Give the listing below again in full, exactly as written.
----
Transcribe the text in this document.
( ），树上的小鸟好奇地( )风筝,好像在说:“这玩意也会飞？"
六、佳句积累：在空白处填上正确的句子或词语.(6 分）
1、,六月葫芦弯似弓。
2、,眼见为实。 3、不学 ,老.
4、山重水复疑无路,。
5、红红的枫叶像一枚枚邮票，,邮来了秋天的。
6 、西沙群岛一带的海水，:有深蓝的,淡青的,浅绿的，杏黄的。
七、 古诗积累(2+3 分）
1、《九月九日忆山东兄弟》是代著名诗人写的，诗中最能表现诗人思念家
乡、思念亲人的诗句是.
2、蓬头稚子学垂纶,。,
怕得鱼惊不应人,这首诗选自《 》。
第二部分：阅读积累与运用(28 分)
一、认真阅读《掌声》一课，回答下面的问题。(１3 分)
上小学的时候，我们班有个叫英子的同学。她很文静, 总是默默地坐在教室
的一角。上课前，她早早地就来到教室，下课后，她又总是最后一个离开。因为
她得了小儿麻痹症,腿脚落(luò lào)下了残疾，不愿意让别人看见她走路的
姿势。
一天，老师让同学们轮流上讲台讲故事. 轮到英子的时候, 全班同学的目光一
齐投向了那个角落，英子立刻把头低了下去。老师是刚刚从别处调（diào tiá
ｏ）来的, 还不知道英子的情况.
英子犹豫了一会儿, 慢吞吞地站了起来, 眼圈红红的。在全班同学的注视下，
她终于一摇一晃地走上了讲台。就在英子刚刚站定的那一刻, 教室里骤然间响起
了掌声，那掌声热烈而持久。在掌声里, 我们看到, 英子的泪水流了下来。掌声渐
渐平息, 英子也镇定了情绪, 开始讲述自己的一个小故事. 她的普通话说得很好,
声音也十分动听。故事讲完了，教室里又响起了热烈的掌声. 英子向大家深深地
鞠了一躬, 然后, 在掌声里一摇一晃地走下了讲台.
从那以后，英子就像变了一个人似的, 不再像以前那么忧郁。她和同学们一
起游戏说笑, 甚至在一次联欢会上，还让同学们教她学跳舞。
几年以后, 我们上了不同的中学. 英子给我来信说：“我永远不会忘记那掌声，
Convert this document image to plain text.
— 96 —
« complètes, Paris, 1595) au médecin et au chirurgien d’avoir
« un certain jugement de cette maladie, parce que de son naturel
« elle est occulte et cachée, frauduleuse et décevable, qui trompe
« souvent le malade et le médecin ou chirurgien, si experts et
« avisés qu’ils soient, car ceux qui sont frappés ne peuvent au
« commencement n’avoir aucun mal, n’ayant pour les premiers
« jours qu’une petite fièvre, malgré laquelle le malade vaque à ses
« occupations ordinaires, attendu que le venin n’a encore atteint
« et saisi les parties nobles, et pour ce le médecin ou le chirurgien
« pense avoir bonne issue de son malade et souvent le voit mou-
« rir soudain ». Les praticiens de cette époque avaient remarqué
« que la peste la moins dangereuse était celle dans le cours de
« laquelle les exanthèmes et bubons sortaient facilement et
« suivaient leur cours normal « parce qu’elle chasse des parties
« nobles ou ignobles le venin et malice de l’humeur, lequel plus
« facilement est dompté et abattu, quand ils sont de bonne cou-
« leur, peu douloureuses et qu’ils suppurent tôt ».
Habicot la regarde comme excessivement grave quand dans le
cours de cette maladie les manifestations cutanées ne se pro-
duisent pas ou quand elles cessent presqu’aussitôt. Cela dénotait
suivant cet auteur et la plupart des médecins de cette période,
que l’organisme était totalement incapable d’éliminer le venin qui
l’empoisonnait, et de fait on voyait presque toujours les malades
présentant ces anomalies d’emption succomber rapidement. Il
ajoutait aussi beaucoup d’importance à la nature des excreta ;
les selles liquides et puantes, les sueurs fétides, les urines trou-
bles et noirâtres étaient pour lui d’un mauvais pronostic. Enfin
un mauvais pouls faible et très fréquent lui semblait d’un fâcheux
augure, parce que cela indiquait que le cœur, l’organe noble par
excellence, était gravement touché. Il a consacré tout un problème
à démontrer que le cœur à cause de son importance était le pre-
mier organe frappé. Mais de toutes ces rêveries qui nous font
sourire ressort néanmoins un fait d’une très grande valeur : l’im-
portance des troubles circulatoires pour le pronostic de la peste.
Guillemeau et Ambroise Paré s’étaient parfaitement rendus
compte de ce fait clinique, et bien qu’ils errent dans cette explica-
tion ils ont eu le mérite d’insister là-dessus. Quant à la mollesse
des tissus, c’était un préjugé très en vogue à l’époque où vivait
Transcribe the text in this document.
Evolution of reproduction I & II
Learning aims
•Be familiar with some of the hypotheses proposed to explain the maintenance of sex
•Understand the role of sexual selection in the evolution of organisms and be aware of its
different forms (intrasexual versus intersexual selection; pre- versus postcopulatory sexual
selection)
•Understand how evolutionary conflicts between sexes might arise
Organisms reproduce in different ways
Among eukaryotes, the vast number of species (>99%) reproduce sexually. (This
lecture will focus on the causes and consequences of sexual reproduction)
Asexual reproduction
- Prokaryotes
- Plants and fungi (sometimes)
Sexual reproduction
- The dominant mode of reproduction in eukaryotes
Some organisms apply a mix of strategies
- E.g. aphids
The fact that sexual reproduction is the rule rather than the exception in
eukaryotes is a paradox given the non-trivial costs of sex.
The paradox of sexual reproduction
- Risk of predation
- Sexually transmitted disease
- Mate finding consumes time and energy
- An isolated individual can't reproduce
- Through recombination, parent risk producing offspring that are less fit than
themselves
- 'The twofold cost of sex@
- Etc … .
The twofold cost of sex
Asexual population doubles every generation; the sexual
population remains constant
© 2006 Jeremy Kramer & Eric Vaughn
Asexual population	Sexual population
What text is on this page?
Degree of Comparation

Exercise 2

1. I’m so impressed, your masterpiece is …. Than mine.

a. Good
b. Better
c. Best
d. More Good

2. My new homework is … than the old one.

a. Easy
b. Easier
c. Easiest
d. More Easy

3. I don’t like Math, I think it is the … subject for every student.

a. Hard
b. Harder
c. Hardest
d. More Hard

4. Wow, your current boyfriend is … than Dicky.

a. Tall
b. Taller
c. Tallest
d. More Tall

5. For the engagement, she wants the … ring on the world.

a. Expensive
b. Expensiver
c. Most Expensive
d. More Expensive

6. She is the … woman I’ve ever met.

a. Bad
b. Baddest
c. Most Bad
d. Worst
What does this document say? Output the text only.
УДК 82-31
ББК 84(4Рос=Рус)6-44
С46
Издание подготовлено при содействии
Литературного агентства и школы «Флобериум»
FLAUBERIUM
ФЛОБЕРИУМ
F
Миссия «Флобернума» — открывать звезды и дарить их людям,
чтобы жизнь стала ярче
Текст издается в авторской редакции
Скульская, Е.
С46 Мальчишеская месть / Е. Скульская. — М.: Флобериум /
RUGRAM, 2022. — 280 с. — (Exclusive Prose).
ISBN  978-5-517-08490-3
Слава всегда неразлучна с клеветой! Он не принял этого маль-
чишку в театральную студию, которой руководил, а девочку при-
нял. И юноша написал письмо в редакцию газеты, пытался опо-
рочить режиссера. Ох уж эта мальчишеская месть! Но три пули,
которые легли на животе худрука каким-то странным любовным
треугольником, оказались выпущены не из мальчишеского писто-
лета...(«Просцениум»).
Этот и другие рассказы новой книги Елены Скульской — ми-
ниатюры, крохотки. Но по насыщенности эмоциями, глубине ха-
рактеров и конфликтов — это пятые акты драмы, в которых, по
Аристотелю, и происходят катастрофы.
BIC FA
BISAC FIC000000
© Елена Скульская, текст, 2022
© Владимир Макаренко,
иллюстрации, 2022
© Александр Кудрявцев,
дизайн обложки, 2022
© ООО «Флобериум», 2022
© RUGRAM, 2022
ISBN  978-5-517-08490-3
----
## [Solution for this task]
Transcribe the text in this document.
( ），树上的小鸟好奇地( )风筝,好像在说:“这玩意也会飞？"
六、佳句积累：在空白处填上正确的句子或词语.(6 分）
1、,六月葫芦弯似弓。
2、,眼见为实。 3、不学 ,老.
4、山重水复疑无路,。
5、红红的枫叶像一枚枚邮票，,邮来了秋天的。
6 、西沙群岛一带的海水，:有深蓝的,淡青的,浅绿的，杏黄的。
七、 古诗积累(2+3 分）
1、《九月九日忆山东兄弟》是代著名诗人写的，诗中最能表现诗人思念家
乡、思念亲人的诗句是.
2、蓬头稚子学垂纶,。,
怕得鱼惊不应人,这首诗选自《 》。
第二部分：阅读积累与运用(28 分)
一、认真阅读《掌声》一课，回答下面的问题。(１3 分)
上小学的时候，我们班有个叫英子的同学。她很文静, 总是默默地坐在教室
的一角。上课前，她早早地就来到教室，下课后，她又总是最后一个离开。因为
她得了小儿麻痹症,腿脚落(luò lào)下了残疾，不愿意让别人看见她走路的
姿势。
一天，老师让同学们轮流上讲台讲故事. 轮到英子的时候, 全班同学的目光一
齐投向了那个角落，英子立刻把头低了下去。老师是刚刚从别处调（diào tiá
ｏ）来的, 还不知道英子的情况.
英子犹豫了一会儿, 慢吞吞地站了起来, 眼圈红红的。在全班同学的注视下，
她终于一摇一晃地走上了讲台。就在英子刚刚站定的那一刻, 教室里骤然间响起
了掌声，那掌声热烈而持久。在掌声里, 我们看到, 英子的泪水流了下来。掌声渐
渐平息, 英子也镇定了情绪, 开始讲述自己的一个小故事. 她的普通话说得很好,
声音也十分动听。故事讲完了，教室里又响起了热烈的掌声. 英子向大家深深地
鞠了一躬, 然后, 在掌声里一摇一晃地走下了讲台.
从那以后，英子就像变了一个人似的, 不再像以前那么忧郁。她和同学们一
起游戏说笑, 甚至在一次联欢会上，还让同学们教她学跳舞。
几年以后, 我们上了不同的中学. 英子给我来信说：“我永远不会忘记那掌声，
Convert this document image to plain text.
— 96 —
« complètes, Paris, 1595) au médecin et au chirurgien d’avoir
« un certain jugement de cette maladie, parce que de son naturel
« elle est occulte et cachée, frauduleuse et décevable, qui trompe
« souvent le malade et le médecin ou chirurgien, si experts et
« avisés qu’ils soient, car ceux qui sont frappés ne peuvent au
« commencement n’avoir aucun mal, n’ayant pour les premiers
« jours qu’une petite fièvre, malgré laquelle le malade vaque à ses
« occupations ordinaires, attendu que le venin n’a encore atteint
« et saisi les parties nobles, et pour ce le médecin ou le chirurgien
« pense avoir bonne issue de son malade et souvent le voit mou-
« rir soudain ». Les praticiens de cette époque avaient remarqué
« que la peste la moins dangereuse était celle dans le cours de
« laquelle les exanthèmes et bubons sortaient facilement et
« suivaient leur cours normal « parce qu’elle chasse des parties
« nobles ou ignobles le venin et malice de l’humeur, lequel plus
« facilement est dompté et abattu, quand ils sont de bonne cou-
« leur, peu douloureuses et qu’ils suppurent tôt ».
Habicot la regarde comme excessivement grave quand dans le
cours de cette maladie les manifestations cutanées ne se pro-
duisent pas ou quand elles cessent presqu’aussitôt. Cela dénotait
suivant cet auteur et la plupart des médecins de cette période,
que l’organisme était totalement incapable d’éliminer le venin qui
l’empoisonnait, et de fait on voyait presque toujours les malades
présentant ces anomalies d’emption succomber rapidement. Il
ajoutait aussi beaucoup d’importance à la nature des excreta ;
les selles liquides et puantes, les sueurs fétides, les urines trou-
bles et noirâtres étaient pour lui d’un mauvais pronostic. Enfin
un mauvais pouls faible et très fréquent lui semblait d’un fâcheux
augure, parce que cela indiquait que le cœur, l’organe noble par
excellence, était gravement touché. Il a consacré tout un problème
à démontrer que le cœur à cause de son importance était le pre-
mier organe frappé. Mais de toutes ces rêveries qui nous font
sourire ressort néanmoins un fait d’une très grande valeur : l’im-
portance des troubles circulatoires pour le pronostic de la peste.
Guillemeau et Ambroise Paré s’étaient parfaitement rendus
compte de ce fait clinique, et bien qu’ils errent dans cette explica-
tion ils ont eu le mérite d’insister là-dessus. Quant à la mollesse
des tissus, c’était un préjugé très en vogue à l’époque où vivait
Transcribe the text in this document.
Evolution of reproduction I & II
Learning aims
•Be familiar with some of the hypotheses proposed to explain the maintenance of sex
•Understand the role of sexual selection in the evolution of organisms and be aware of its
different forms (intrasexual versus intersexual selection; pre- versus postcopulatory sexual
selection)
•Understand how evolutionary conflicts between sexes might arise
Organisms reproduce in different ways
Among eukaryotes, the vast number of species (>99%) reproduce sexually. (This
lecture will focus on the causes and consequences of sexual reproduction)
Asexual reproduction
- Prokaryotes
- Plants and fungi (sometimes)
Sexual reproduction
- The dominant mode of reproduction in eukaryotes
Some organisms apply a mix of strategies
- E.g. aphids
The fact that sexual reproduction is the rule rather than the exception in
eukaryotes is a paradox given the non-trivial costs of sex.
The paradox of sexual reproduction
- Risk of predation
- Sexually transmitted disease
- Mate finding consumes time and energy
- An isolated individual can't reproduce
- Through recombination, parent risk producing offspring that are less fit than
themselves
- 'The twofold cost of sex@
- Etc … .
The twofold cost of sex
Asexual population doubles every generation; the sexual
population remains constant
© 2006 Jeremy Kramer & Eric Vaughn
Asexual population	Sexual population
What text is on this page?
Degree of Comparation

Exercise 2

1. I’m so impressed, your masterpiece is …. Than mine.

a. Good
b. Better
c. Best
d. More Good

2. My new homework is … than the old one.

a. Easy
b. Easier
c. Easiest
d. More Easy

3. I don’t like Math, I think it is the … subject for every student.

a. Hard
b. Harder
c. Hardest
d. More Hard

4. Wow, your current boyfriend is … than Dicky.

a. Tall
b. Taller
c. Tallest
d. More Tall

5. For the engagement, she wants the … ring on the world.

a. Expensive
b. Expensiver
c. Most Expensive
d. More Expensive

6. She is the … woman I’ve ever met.

a. Bad
b. Baddest
c. Most Bad
d. Worst
What does this document say? Output the text only.
УДК 82-31
ББК 84(4Рос=Рус)6-44
С46
Издание подготовлено при содействии
Литературного агентства и школы «Флобериум»
FLAUBERIUM
ФЛОБЕРИУМ
F
Миссия «Флобернума» — открывать звезды и дарить их людям,
чтобы жизнь стала ярче
Текст издается в авторской редакции
Скульская, Е.
С46 Мальчишеская месть / Е. Скульская. — М.: Флобериум /
RUGRAM, 2022. — 280 с. — (Exclusive Prose).
ISBN  978-5-517-08490-3
Слава всегда неразлучна с клеветой! Он не принял этого маль-
чишку в театральную студию, которой руководил, а девочку при-
нял. И юноша написал письмо в редакцию газеты, пытался опо-
рочить режиссера. Ох уж эта мальчишеская месть! Но три пули,
которые легли на животе худрука каким-то странным любовным
треугольником, оказались выпущены не из мальчишеского писто-
лета...(«Просцениум»).
Этот и другие рассказы новой книги Елены Скульской — ми-
ниатюры, крохотки. Но по насыщенности эмоциями, глубине ха-
рактеров и конфликтов — это пятые акты драмы, в которых, по
Аристотелю, и происходят катастрофы.
BIC FA
BISAC FIC000000
© Елена Скульская, текст, 2022
© Владимир Макаренко,
иллюстрации, 2022
© Александр Кудрявцев,
дизайн обложки, 2022
© ООО «Флобериум», 2022
© RUGRAM, 2022
ISBN  978-5-517-08490-3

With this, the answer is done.